BEGIN Records for processing
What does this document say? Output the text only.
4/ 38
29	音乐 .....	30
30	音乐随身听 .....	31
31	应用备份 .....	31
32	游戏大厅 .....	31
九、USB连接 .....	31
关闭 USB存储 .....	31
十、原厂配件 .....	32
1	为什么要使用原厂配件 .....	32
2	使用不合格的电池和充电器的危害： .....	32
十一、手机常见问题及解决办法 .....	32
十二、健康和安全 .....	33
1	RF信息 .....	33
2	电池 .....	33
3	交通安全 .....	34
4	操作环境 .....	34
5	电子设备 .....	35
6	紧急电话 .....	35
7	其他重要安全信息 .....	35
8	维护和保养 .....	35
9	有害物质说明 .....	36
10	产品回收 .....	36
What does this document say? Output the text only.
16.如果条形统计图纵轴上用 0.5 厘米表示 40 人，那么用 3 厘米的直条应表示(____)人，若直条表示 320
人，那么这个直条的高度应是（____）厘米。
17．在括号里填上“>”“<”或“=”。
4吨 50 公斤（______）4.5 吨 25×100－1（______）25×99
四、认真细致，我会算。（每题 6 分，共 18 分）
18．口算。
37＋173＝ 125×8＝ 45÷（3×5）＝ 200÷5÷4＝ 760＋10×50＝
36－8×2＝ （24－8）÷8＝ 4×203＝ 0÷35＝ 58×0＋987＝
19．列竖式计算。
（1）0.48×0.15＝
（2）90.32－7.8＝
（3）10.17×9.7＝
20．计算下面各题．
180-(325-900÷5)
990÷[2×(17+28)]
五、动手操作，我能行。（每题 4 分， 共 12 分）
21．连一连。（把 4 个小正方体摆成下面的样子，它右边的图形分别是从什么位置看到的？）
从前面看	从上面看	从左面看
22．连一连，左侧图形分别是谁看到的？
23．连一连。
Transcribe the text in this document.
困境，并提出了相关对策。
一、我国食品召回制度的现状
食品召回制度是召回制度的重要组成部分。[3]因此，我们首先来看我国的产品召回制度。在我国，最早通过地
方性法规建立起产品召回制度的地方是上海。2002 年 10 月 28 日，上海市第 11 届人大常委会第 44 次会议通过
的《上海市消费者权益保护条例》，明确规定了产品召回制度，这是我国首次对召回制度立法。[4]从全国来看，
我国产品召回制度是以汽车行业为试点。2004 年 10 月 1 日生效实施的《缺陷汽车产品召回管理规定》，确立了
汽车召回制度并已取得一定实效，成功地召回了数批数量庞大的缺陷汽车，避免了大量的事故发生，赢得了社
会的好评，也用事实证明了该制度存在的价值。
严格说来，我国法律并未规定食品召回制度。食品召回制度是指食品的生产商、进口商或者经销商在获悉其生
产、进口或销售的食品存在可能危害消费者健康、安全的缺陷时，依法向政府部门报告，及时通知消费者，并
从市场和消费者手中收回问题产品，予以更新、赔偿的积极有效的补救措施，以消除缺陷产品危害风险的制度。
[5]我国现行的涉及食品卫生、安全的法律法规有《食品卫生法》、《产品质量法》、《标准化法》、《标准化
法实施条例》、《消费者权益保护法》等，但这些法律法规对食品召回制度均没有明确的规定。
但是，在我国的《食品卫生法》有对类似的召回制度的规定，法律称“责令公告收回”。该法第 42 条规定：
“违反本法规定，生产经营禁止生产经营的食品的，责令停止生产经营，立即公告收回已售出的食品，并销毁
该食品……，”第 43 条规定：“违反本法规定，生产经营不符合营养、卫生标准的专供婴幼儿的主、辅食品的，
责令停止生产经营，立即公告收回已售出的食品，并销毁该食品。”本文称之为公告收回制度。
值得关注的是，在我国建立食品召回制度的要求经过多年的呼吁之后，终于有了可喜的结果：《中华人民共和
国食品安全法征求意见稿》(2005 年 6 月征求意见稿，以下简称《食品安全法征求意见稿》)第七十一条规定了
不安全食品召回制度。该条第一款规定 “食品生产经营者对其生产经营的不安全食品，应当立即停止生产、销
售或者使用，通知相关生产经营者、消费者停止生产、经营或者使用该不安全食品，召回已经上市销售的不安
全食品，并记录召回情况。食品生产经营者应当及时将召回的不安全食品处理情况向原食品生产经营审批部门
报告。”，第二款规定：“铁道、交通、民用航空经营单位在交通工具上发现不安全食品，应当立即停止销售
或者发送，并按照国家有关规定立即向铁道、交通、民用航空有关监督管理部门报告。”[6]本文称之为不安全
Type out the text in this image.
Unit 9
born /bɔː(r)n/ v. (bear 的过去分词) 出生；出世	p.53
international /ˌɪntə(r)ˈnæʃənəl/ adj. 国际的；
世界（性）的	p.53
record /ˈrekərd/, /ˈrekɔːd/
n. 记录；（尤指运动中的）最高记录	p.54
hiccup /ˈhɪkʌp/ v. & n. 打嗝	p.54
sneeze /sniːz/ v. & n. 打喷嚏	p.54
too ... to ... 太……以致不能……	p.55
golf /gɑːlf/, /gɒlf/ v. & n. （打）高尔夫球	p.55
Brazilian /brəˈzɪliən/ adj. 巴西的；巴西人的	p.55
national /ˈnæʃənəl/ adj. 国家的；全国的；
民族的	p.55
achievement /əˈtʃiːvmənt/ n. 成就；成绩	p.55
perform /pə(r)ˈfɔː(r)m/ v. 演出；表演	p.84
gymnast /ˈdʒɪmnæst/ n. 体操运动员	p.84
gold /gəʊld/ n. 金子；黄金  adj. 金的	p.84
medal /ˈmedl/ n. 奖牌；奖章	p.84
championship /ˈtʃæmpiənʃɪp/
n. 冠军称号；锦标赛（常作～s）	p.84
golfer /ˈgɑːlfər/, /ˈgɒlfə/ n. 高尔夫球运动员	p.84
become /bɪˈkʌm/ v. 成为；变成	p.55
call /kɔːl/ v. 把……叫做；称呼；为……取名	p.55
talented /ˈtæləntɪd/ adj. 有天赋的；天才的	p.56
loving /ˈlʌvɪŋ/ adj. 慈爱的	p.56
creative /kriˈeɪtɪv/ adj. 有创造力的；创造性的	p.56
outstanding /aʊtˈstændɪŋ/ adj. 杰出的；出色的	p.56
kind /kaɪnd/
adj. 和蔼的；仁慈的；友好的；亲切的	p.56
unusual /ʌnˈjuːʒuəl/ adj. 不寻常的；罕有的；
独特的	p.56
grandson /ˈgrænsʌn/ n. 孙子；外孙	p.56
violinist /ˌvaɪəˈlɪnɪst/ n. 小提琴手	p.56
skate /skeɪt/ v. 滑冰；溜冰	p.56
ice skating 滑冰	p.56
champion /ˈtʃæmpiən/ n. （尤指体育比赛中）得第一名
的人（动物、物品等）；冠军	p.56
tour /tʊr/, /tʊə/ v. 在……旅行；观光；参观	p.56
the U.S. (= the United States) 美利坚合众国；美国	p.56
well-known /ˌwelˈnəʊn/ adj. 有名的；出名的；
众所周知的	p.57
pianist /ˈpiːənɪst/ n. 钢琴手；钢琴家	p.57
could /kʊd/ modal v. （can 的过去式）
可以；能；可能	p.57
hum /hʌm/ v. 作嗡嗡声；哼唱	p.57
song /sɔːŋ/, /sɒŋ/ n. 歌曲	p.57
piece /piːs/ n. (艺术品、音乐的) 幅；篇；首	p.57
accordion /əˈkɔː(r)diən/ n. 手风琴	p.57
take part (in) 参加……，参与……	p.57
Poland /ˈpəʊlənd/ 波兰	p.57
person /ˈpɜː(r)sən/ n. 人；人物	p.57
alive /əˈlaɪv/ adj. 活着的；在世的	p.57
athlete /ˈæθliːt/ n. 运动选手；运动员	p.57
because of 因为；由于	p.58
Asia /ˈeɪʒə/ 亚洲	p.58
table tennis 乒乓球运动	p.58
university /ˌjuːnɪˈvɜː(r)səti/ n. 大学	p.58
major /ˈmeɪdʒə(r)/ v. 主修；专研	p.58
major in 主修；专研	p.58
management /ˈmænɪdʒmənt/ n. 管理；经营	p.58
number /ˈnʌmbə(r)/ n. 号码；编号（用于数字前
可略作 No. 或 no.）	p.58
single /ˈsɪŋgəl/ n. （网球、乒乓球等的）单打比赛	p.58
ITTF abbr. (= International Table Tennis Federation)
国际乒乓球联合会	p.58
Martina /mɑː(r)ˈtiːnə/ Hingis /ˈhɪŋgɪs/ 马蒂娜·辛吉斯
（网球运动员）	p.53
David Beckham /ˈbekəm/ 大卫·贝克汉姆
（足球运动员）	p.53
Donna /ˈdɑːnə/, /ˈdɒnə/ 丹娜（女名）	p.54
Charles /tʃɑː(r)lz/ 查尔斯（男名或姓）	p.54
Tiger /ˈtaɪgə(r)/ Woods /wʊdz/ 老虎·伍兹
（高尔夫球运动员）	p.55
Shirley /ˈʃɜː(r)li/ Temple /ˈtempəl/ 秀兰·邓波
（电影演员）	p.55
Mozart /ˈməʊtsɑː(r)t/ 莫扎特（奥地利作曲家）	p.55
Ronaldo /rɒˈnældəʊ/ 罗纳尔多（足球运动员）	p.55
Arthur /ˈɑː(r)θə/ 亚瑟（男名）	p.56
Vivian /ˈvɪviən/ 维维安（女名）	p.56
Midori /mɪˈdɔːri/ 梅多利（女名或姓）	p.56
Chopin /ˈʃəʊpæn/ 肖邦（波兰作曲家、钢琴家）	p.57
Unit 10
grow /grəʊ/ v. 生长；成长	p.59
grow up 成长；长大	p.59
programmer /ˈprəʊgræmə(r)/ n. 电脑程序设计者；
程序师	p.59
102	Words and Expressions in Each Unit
END Records for processing
» Problem requirements: Scan the material above. Extract every line in which the word "ˈnæʃənəl" occurs.

» Response to the task:
international /ˌɪntə(r)ˈnæʃənəl/ adj. 国际的；
national /ˈnæʃənəl/ adj. 国家的；全国的；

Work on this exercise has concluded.